Allowing each pass to dry before brushing the next, he built the coat up in three layers. Then Tatro cut cross sections of the pipe to determine the uniformity of the coat’s build. He gave special attention to the 90-degree fittings, drilling holes at the back of the elbows to see if the brush-coat method made the resin skip or thin out in its tight radius. He checked the beginning and end of the pipe to make sure the bond created a sound, leak-proof joint for reconnection to the system.

He also studied the cross sections for annular separation. “Not all contractors understand this, but any thermal-set resin you install, whether it’s epoxy or poly, will ultimately shrink some.

The annular space between host surface and resin might only be half a millimeter, but it varies from product to product. I need to know what the risk of separation and water getting between the lining and the host pipe is before I’ll use any product on a customer’s job.”

But Tatro liked what he saw. “It didn’t have a problem in the 90-degree fitting, which was impressive. The coat was uniform thickness throughout the pipe. It bonded well. I had the pace of application down. I was confident this was the legitimate solution.”

Site preparation

Tatro’s four-man crew started with a vacuum truck to suck the coolant out. Then they pressure jetted the line to remove the glycol’s slimy residue. Now they could get clear video to see what they were dealing with. “Seventy-five feet in we found one full circumferential crack with about a 1/4 inch separation. Sand and gravel had infiltrated.”

The crew performed a CIPP point repair, allowing 24 hours of cure time before removing the packer. Next, the crew prepared the pipe surface. After thoroughly scuffing the PVC and point repair, the crew finished with a pig and vacuum truck to clear the pipe of PVC shavings.

****

_The tasks_
a) In the pipe-lining passage, why did Tatro drill holes at the back of the 90-degree elbows?
b) From the pipe-lining passage, print the stretch from "Site preparation" through "of PVC shavings.".
c) Carry on the account of the pipe-lining job from where it stops.

(Layout annotation records)
****

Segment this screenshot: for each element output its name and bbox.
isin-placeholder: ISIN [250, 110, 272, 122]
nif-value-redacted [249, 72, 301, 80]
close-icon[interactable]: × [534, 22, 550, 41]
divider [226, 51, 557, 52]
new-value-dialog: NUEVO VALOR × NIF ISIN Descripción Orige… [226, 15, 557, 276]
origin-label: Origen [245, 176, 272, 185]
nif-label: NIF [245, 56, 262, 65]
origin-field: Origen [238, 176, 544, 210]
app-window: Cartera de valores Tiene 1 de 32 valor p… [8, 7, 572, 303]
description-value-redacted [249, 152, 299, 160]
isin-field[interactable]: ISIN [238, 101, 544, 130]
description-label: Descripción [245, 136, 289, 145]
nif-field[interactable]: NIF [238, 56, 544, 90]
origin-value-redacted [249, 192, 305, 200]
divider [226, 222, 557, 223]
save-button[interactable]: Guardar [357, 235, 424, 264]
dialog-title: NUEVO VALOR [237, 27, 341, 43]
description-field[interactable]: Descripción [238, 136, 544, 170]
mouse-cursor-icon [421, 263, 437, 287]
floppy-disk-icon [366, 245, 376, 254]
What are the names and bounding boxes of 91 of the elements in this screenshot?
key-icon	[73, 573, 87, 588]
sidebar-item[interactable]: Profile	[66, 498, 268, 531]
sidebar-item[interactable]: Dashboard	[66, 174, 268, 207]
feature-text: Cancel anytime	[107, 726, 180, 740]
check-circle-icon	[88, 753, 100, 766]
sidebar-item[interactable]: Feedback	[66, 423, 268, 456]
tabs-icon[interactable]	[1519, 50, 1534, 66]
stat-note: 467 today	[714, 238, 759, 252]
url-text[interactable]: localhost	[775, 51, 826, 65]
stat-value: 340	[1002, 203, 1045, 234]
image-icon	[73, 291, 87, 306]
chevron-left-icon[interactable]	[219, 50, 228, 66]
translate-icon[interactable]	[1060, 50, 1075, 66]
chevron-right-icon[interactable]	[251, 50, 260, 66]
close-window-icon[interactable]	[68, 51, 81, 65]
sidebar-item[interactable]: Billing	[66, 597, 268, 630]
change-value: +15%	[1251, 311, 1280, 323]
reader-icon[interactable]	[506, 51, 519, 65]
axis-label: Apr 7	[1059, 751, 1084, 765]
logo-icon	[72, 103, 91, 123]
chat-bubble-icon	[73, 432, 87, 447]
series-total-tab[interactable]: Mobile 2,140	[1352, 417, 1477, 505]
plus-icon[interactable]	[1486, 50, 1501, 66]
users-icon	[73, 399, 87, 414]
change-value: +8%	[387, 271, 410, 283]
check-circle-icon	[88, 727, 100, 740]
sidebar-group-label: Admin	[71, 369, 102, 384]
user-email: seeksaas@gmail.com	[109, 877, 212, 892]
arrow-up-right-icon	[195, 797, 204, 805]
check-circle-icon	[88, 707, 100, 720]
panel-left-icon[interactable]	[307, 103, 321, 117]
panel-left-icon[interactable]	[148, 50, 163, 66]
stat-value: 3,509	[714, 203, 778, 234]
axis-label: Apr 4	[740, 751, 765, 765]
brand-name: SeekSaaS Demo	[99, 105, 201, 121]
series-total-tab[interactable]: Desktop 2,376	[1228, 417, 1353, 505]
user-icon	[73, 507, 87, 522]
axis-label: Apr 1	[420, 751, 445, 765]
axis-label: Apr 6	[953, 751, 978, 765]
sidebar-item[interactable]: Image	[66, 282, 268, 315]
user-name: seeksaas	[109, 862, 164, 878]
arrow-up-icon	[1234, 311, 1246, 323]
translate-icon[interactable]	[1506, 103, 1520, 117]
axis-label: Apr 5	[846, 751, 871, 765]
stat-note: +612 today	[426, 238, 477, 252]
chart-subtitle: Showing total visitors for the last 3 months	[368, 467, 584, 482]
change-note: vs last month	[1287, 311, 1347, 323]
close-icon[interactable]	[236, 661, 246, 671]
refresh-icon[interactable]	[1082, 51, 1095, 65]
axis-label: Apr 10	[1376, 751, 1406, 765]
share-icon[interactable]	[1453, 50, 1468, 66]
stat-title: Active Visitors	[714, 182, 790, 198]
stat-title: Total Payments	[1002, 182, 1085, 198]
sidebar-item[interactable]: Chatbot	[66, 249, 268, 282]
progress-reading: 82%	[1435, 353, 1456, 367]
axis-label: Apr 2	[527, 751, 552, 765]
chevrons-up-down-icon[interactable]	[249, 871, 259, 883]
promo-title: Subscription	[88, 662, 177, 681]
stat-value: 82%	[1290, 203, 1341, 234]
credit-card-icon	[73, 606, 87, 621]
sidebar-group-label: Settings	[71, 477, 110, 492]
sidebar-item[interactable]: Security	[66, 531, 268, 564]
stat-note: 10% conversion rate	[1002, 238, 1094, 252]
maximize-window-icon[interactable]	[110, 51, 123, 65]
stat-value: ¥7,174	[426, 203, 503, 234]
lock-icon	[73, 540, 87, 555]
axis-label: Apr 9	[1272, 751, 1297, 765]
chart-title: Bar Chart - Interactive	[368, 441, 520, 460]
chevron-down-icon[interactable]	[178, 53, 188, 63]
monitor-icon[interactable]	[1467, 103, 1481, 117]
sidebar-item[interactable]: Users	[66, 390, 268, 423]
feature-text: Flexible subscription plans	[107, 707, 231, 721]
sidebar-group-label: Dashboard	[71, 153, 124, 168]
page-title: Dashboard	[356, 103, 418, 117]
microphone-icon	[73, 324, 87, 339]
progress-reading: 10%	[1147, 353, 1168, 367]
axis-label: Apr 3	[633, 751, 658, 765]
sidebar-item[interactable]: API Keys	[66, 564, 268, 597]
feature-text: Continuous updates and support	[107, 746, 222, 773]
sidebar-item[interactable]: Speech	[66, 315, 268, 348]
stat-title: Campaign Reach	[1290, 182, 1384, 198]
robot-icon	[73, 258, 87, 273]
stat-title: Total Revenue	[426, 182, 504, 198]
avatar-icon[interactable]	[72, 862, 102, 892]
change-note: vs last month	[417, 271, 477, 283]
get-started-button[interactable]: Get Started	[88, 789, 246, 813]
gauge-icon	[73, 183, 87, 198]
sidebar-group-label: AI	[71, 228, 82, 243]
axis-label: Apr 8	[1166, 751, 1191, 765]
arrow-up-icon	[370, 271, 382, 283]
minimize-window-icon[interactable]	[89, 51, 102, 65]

****

_Task results_
a) He wanted to see whether brushing on the coat made the resin skip or thin out in the elbows' tight radius.

b)
Site preparation

Tatro’s four-man crew started with a vacuum truck to suck the coolant out. Then they pressure jetted the line to remove the glycol’s slimy residue. Now they could get clear video to see what they were dealing with. “Seventy-five feet in we found one full circumferential crack with about a 1/4 inch separation. Sand and gravel had infiltrated.”

The crew performed a CIPP point repair, allowing 24 hours of cure time before removing the packer. Next, the crew prepared the pipe surface. After thoroughly scuffing the PVC and point repair, the crew finished with a pig and vacuum truck to clear the pipe of PVC shavings.

c)
To quality-check the point repair, Tatro set up a vacuum test. Snowbridge prefers to test pipelines with water, but in this case Tatro did not want to reintroduce water to the pipe prior to coating it. Usually Tatro holds 15 inches of vacuum for 2 1/2 minutes to test a repair, but he held it for 30 minutes before he stopped. “I wanted the pipe to be as sound as possible prior to the coating.” Repairing the crack and prepping the pipe took three days of the total project time.

Brush-casting process

Tatro’s crew set up the coating system to make the first passes from the mechanical room end of the pipes. Although the system generally has not been used for passes longer than 60 feet, Tatro planned for an overlap of at least 4 feet in the middle. So for this job, each pass extended 73 feet into the pipes — lengths never before attempted in the U.S. Each 73-foot pass took about 1 1/2 hours to apply, including time to clean the equipment before moving to the next pipe.

Snowbridge allowed five hours drying time before applying resin from the cooling tower end, which Tatro said was to ensure the brush’s bristles did not bind at the overlap.

They allowed the coat to set overnight and repeated the application the next day, finishing up with a third and final coat the day after. The three application passes required 130 pounds of resin — all delivered through a 1/4-inch hose. In all, the crew spent seven days on site.

Final video inspection showed a smooth surface that transitioned cleanly past the point repair. In fact, Tatro said he wouldn’t have known it was repaired had he not done the work himself. “Then,” Tatro says, “I requested the customer wait seven days, which Picote says is time for the full cure. I just didn’t want to risk marring the coating.”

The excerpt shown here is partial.